_Extracts from a graphics dataset_
---------------
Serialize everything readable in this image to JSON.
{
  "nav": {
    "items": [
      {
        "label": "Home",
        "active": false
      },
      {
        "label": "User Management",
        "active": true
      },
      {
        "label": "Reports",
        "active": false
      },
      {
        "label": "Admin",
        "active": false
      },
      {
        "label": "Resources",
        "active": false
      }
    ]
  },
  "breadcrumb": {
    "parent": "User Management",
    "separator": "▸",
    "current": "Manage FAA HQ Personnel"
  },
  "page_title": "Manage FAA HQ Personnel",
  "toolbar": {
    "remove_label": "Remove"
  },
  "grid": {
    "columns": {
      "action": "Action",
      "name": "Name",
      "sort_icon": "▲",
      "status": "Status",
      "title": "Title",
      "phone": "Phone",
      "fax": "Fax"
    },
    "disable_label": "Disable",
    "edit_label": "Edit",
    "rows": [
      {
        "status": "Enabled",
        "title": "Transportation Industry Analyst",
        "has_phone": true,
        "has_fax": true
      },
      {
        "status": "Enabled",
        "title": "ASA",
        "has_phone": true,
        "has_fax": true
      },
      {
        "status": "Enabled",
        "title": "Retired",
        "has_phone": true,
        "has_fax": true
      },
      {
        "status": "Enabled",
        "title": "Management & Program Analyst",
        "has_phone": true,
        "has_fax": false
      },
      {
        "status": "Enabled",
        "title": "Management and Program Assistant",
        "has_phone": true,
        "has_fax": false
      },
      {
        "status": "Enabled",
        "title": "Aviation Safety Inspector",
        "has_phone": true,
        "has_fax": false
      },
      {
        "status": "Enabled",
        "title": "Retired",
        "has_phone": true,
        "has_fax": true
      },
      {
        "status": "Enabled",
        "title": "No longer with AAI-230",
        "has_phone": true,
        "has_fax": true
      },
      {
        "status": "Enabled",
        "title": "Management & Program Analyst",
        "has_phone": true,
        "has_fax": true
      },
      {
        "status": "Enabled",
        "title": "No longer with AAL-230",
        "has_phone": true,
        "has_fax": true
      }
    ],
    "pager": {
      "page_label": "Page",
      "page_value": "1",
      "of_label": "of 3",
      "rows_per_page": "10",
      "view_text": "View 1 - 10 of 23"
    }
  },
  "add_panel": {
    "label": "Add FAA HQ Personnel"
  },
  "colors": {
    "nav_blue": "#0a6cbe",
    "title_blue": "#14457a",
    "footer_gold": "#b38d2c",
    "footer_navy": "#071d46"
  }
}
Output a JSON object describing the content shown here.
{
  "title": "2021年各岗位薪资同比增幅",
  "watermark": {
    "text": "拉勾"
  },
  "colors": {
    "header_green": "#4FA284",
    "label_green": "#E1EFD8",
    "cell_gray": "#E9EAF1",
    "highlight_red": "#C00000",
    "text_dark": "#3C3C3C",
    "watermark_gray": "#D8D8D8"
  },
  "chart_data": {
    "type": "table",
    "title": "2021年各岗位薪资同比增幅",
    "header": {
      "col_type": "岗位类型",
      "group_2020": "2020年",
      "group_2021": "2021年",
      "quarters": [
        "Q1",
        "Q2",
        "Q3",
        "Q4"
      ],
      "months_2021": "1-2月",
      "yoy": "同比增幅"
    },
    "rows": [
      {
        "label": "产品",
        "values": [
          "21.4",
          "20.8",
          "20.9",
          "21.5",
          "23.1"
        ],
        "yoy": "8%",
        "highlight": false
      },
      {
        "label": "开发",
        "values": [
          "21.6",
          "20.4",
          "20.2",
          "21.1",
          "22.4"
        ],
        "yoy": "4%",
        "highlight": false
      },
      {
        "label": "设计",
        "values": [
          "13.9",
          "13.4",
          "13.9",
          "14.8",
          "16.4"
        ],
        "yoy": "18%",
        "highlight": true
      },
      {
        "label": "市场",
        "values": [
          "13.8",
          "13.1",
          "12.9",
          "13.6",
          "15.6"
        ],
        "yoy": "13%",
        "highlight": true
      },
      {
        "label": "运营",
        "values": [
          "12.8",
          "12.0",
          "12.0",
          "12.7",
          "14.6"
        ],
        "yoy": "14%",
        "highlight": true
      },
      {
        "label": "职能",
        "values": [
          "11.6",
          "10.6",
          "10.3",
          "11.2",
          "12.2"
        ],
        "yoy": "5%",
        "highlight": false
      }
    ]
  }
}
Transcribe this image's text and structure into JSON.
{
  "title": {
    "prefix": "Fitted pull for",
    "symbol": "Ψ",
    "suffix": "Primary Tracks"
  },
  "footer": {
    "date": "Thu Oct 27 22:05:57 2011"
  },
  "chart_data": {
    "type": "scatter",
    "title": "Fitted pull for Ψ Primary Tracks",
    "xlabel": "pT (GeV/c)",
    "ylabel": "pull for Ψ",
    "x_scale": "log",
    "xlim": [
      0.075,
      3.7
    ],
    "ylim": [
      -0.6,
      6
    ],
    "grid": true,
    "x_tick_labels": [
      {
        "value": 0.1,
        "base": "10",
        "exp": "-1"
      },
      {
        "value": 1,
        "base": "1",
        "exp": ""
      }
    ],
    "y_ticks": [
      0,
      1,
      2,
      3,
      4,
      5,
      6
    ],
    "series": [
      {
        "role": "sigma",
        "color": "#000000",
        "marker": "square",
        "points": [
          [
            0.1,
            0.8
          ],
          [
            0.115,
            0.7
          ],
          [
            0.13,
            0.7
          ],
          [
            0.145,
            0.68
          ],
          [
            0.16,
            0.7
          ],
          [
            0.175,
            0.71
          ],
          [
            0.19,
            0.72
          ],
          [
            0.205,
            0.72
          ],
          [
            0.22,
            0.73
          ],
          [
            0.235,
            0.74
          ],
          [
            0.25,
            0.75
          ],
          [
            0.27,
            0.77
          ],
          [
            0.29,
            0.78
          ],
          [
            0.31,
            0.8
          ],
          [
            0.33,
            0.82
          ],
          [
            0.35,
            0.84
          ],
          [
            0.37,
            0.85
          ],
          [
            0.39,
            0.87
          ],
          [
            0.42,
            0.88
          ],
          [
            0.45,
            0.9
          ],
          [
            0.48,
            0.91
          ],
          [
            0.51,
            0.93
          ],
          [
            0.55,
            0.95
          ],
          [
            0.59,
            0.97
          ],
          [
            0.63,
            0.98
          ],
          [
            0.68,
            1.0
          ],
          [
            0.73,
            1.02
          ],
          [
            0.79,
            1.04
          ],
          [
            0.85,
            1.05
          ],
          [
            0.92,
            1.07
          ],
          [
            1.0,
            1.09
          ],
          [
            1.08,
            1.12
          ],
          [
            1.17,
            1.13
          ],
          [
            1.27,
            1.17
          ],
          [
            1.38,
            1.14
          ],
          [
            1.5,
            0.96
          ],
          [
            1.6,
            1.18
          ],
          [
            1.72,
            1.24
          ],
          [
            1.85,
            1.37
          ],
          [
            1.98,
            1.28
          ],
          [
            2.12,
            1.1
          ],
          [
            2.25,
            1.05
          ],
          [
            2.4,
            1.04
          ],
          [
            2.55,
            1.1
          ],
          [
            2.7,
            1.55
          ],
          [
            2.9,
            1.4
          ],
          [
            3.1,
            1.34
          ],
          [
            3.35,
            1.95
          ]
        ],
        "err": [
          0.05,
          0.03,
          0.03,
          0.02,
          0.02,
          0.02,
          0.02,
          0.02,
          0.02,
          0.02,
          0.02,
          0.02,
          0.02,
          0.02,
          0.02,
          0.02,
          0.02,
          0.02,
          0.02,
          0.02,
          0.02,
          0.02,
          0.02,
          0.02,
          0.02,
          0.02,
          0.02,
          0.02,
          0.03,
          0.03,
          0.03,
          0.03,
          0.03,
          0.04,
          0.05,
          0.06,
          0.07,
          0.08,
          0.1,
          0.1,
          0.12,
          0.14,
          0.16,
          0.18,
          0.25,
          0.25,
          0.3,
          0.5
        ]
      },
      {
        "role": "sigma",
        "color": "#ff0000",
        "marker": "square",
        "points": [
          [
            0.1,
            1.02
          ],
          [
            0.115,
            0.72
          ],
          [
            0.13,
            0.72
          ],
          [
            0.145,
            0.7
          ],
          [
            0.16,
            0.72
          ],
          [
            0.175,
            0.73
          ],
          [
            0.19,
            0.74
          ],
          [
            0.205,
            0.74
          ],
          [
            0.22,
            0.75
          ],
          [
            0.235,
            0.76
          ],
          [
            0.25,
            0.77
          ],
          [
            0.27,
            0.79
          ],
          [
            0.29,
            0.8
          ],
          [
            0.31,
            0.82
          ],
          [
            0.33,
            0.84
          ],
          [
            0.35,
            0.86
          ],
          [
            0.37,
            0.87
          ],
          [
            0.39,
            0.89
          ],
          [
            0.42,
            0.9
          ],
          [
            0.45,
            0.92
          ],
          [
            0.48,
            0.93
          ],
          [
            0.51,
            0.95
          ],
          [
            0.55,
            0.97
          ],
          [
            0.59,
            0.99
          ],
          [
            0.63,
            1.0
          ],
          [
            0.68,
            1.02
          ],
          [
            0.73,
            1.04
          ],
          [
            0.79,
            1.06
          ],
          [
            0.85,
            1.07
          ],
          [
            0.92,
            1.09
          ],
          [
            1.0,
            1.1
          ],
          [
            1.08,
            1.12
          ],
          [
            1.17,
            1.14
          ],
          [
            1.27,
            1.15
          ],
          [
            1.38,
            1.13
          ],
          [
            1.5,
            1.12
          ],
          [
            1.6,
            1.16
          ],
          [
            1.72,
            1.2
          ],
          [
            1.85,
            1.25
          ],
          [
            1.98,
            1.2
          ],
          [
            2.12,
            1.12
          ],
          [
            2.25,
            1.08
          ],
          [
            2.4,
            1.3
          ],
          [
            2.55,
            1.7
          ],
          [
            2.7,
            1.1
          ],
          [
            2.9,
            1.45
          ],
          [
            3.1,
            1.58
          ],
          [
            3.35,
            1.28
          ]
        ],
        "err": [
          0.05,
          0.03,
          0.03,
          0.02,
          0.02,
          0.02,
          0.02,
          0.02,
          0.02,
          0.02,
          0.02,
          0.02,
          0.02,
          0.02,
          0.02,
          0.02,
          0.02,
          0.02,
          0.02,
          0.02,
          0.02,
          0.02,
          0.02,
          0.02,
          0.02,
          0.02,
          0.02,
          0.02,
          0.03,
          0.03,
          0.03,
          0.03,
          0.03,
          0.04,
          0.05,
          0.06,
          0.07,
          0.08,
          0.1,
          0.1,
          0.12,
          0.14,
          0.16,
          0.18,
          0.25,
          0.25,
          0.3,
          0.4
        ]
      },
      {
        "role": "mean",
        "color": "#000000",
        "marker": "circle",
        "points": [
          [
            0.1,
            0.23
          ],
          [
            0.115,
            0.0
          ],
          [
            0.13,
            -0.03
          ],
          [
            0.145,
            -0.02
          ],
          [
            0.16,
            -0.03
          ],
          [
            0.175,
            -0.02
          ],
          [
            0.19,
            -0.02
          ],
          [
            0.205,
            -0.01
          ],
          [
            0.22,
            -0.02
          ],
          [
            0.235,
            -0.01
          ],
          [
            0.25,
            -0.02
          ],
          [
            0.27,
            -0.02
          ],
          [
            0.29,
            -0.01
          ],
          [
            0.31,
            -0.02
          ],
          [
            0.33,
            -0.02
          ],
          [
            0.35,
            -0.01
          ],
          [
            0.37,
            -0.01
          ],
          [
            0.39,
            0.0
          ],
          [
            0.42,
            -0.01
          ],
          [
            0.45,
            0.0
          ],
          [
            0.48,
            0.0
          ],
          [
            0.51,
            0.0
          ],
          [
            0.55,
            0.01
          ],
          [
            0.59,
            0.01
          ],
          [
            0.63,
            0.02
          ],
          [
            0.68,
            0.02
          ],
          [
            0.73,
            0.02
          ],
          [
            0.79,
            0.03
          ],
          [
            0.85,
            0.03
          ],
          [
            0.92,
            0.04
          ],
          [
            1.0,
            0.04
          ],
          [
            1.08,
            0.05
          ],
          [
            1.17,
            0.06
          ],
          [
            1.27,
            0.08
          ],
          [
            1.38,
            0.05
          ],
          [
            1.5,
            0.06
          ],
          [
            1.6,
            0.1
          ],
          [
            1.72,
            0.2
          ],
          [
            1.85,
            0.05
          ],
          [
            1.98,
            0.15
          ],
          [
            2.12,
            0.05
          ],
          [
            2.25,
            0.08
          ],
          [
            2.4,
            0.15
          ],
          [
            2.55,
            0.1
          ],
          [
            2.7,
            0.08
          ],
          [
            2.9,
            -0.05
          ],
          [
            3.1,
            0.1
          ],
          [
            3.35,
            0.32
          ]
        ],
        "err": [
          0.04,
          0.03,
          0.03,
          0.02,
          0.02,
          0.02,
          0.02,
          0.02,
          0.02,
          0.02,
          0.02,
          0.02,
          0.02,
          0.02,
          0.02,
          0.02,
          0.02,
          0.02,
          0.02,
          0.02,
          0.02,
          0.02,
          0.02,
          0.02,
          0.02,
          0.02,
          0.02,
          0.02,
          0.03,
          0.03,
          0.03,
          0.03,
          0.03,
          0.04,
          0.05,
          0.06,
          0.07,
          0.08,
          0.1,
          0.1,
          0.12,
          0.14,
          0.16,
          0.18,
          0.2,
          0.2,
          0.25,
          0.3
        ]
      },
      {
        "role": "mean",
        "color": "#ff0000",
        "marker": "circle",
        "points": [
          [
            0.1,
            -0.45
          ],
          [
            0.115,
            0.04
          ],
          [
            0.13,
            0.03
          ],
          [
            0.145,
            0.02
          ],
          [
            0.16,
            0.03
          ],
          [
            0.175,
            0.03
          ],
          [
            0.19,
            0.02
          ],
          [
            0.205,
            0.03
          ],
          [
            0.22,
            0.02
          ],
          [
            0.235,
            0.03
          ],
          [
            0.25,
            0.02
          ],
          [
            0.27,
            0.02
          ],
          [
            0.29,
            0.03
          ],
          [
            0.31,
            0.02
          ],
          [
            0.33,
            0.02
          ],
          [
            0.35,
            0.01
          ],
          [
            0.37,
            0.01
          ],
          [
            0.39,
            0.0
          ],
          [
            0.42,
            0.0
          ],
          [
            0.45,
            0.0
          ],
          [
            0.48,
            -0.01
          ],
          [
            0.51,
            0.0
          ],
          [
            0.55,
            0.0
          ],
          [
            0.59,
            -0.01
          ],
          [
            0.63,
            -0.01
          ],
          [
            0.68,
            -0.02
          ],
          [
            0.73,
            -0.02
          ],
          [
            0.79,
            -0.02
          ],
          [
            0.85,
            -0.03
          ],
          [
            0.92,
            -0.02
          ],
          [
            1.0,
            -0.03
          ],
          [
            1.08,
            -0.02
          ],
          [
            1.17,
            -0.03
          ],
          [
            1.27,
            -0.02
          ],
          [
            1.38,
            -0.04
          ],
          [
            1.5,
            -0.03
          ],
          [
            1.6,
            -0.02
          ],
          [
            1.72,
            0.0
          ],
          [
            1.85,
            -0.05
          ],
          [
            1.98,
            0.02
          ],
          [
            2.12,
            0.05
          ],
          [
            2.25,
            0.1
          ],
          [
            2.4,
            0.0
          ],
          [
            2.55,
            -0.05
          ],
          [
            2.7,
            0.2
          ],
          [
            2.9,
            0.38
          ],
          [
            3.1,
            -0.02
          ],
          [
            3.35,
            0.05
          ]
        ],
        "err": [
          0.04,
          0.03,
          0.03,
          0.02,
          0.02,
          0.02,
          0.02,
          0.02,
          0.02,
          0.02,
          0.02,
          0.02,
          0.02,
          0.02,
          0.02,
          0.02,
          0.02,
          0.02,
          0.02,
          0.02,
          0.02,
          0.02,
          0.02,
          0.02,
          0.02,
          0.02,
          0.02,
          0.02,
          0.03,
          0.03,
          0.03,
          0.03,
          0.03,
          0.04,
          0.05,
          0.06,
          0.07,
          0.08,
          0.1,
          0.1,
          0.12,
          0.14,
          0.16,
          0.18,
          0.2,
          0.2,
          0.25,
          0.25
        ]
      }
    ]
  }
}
---------------
_TASK DIRECTIONS_
From the records above, pull out every line containing the word "Management".

_THE OUTPUT_
        "label": "User Management",
    "parent": "User Management",
        "title": "Management & Program Analyst",
        "title": "Management and Program Assistant",
        "title": "Management & Program Analyst",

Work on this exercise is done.